» **Aim of the exercise**
Please rewrite the records below, swapping "positions" for "coordinates" and changing nothing else.

>>

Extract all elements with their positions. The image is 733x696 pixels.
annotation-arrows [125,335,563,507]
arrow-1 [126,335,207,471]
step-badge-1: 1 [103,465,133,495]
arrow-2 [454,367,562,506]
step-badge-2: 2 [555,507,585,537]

<<

» **Problem solution**
Extract all elements with their coordinates. The image is 733x696 pixels.
annotation-arrows [125,335,563,507]
arrow-1 [126,335,207,471]
step-badge-1: 1 [103,465,133,495]
arrow-2 [454,367,562,506]
step-badge-2: 2 [555,507,585,537]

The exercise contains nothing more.